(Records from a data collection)

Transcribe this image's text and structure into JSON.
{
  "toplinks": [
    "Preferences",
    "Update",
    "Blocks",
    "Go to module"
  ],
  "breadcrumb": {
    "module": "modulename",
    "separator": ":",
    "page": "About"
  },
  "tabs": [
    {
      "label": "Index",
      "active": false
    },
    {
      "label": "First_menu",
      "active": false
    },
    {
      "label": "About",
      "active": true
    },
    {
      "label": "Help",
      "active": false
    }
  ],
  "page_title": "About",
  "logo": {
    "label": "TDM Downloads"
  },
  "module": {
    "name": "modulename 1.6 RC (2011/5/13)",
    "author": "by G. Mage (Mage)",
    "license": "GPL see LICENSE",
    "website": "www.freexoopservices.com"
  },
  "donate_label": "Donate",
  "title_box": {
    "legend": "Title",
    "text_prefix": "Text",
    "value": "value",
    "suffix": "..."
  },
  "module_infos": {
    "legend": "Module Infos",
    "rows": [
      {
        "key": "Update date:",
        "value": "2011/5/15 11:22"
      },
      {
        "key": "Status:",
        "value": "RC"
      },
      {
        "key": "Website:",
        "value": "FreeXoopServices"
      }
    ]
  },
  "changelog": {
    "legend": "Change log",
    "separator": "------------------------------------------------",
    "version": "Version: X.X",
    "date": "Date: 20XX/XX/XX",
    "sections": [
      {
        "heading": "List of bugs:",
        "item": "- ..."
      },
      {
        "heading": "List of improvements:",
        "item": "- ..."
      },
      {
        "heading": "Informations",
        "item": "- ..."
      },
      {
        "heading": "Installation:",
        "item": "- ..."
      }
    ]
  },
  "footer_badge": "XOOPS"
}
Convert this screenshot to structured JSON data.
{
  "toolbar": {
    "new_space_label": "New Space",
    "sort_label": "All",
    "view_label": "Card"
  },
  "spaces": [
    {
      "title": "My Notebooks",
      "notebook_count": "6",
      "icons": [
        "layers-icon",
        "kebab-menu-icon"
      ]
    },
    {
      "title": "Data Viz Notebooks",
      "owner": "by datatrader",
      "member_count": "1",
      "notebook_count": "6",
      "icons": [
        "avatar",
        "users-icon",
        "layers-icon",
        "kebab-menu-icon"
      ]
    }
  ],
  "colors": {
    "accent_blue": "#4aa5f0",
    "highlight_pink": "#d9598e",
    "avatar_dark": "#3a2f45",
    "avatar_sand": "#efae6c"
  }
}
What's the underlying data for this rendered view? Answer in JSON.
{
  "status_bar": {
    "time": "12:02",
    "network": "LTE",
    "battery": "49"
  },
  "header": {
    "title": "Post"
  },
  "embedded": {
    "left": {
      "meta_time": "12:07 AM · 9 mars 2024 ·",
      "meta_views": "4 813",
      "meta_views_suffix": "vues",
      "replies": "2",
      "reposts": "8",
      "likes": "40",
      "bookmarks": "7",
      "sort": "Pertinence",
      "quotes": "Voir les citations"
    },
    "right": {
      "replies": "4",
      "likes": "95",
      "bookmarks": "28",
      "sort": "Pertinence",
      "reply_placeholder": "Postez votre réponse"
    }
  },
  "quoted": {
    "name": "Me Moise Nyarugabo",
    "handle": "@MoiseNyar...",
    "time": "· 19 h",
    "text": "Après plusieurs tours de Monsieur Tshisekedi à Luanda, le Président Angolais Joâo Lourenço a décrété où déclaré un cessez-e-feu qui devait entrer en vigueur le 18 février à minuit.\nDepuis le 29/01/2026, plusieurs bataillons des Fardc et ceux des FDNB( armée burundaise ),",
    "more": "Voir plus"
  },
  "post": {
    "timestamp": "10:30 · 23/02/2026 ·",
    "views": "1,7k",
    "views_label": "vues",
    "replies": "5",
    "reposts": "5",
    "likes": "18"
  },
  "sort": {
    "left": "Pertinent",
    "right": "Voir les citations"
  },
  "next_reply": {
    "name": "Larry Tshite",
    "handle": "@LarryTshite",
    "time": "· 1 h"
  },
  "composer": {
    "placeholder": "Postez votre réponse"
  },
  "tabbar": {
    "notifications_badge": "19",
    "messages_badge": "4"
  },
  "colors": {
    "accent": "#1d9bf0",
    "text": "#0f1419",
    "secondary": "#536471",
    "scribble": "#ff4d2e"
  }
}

**REQUIREMENT:**
Repeat the data above, word for word.

**WRITTEN SOLUTION:**
Transcribe this image's text and structure into JSON.
{
  "toplinks": [
    "Preferences",
    "Update",
    "Blocks",
    "Go to module"
  ],
  "breadcrumb": {
    "module": "modulename",
    "separator": ":",
    "page": "About"
  },
  "tabs": [
    {
      "label": "Index",
      "active": false
    },
    {
      "label": "First_menu",
      "active": false
    },
    {
      "label": "About",
      "active": true
    },
    {
      "label": "Help",
      "active": false
    }
  ],
  "page_title": "About",
  "logo": {
    "label": "TDM Downloads"
  },
  "module": {
    "name": "modulename 1.6 RC (2011/5/13)",
    "author": "by G. Mage (Mage)",
    "license": "GPL see LICENSE",
    "website": "www.freexoopservices.com"
  },
  "donate_label": "Donate",
  "title_box": {
    "legend": "Title",
    "text_prefix": "Text",
    "value": "value",
    "suffix": "..."
  },
  "module_infos": {
    "legend": "Module Infos",
    "rows": [
      {
        "key": "Update date:",
        "value": "2011/5/15 11:22"
      },
      {
        "key": "Status:",
        "value": "RC"
      },
      {
        "key": "Website:",
        "value": "FreeXoopServices"
      }
    ]
  },
  "changelog": {
    "legend": "Change log",
    "separator": "------------------------------------------------",
    "version": "Version: X.X",
    "date": "Date: 20XX/XX/XX",
    "sections": [
      {
        "heading": "List of bugs:",
        "item": "- ..."
      },
      {
        "heading": "List of improvements:",
        "item": "- ..."
      },
      {
        "heading": "Informations",
        "item": "- ..."
      },
      {
        "heading": "Installation:",
        "item": "- ..."
      }
    ]
  },
  "footer_badge": "XOOPS"
}
Convert this screenshot to structured JSON data.
{
  "toolbar": {
    "new_space_label": "New Space",
    "sort_label": "All",
    "view_label": "Card"
  },
  "spaces": [
    {
      "title": "My Notebooks",
      "notebook_count": "6",
      "icons": [
        "layers-icon",
        "kebab-menu-icon"
      ]
    },
    {
      "title": "Data Viz Notebooks",
      "owner": "by datatrader",
      "member_count": "1",
      "notebook_count": "6",
      "icons": [
        "avatar",
        "users-icon",
        "layers-icon",
        "kebab-menu-icon"
      ]
    }
  ],
  "colors": {
    "accent_blue": "#4aa5f0",
    "highlight_pink": "#d9598e",
    "avatar_dark": "#3a2f45",
    "avatar_sand": "#efae6c"
  }
}
What's the underlying data for this rendered view? Answer in JSON.
{
  "status_bar": {
    "time": "12:02",
    "network": "LTE",
    "battery": "49"
  },
  "header": {
    "title": "Post"
  },
  "embedded": {
    "left": {
      "meta_time": "12:07 AM · 9 mars 2024 ·",
      "meta_views": "4 813",
      "meta_views_suffix": "vues",
      "replies": "2",
      "reposts": "8",
      "likes": "40",
      "bookmarks": "7",
      "sort": "Pertinence",
      "quotes": "Voir les citations"
    },
    "right": {
      "replies": "4",
      "likes": "95",
      "bookmarks": "28",
      "sort": "Pertinence",
      "reply_placeholder": "Postez votre réponse"
    }
  },
  "quoted": {
    "name": "Me Moise Nyarugabo",
    "handle": "@MoiseNyar...",
    "time": "· 19 h",
    "text": "Après plusieurs tours de Monsieur Tshisekedi à Luanda, le Président Angolais Joâo Lourenço a décrété où déclaré un cessez-e-feu qui devait entrer en vigueur le 18 février à minuit.\nDepuis le 29/01/2026, plusieurs bataillons des Fardc et ceux des FDNB( armée burundaise ),",
    "more": "Voir plus"
  },
  "post": {
    "timestamp": "10:30 · 23/02/2026 ·",
    "views": "1,7k",
    "views_label": "vues",
    "replies": "5",
    "reposts": "5",
    "likes": "18"
  },
  "sort": {
    "left": "Pertinent",
    "right": "Voir les citations"
  },
  "next_reply": {
    "name": "Larry Tshite",
    "handle": "@LarryTshite",
    "time": "· 1 h"
  },
  "composer": {
    "placeholder": "Postez votre réponse"
  },
  "tabbar": {
    "notifications_badge": "19",
    "messages_badge": "4"
  },
  "colors": {
    "accent": "#1d9bf0",
    "text": "#0f1419",
    "secondary": "#536471",
    "scribble": "#ff4d2e"
  }
}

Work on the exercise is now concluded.